Goal of the exercise:
How many lines in this material include the string "gegeben"? Answer with the number and nothing further.

☆ ☆ ☆ ☆ ☆

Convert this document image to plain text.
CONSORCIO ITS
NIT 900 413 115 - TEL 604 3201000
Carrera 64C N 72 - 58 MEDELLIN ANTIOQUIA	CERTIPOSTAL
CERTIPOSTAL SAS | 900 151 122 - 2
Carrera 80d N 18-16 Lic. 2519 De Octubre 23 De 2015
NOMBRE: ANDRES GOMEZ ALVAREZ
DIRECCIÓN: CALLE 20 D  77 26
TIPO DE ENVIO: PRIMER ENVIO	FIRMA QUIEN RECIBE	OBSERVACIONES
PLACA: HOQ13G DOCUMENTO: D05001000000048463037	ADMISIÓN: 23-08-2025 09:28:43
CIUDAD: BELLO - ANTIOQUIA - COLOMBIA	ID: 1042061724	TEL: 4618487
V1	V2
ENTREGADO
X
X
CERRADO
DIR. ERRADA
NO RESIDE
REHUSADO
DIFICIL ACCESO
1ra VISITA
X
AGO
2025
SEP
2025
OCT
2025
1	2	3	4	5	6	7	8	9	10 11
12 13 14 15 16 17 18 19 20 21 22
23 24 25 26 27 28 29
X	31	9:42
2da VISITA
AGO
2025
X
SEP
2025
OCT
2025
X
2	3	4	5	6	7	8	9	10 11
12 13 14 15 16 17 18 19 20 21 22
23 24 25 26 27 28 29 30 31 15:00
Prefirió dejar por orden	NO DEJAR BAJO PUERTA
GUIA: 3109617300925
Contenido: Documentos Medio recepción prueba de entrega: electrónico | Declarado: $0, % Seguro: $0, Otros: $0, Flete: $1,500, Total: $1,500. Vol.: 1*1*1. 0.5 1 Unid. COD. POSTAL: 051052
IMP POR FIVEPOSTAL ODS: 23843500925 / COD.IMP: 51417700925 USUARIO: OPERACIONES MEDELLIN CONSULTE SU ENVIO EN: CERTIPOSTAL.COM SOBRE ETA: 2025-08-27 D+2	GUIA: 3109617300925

☆ ☆ ☆ ☆ ☆

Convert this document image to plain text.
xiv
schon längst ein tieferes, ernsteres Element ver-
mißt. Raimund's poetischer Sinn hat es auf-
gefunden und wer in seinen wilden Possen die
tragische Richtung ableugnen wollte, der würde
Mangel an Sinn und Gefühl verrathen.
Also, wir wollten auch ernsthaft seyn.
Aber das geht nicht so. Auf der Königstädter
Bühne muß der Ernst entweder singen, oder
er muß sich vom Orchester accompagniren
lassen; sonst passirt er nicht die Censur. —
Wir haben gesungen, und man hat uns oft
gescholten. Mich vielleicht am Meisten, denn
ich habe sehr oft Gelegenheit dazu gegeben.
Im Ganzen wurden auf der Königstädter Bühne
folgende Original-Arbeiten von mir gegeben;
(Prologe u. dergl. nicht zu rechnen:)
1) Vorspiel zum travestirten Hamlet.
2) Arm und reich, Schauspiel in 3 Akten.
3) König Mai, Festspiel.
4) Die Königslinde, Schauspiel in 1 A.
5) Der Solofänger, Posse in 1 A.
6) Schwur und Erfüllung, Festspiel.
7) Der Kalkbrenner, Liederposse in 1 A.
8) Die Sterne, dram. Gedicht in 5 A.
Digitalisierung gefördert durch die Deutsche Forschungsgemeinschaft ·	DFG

☆ ☆ ☆ ☆ ☆

Task output:
2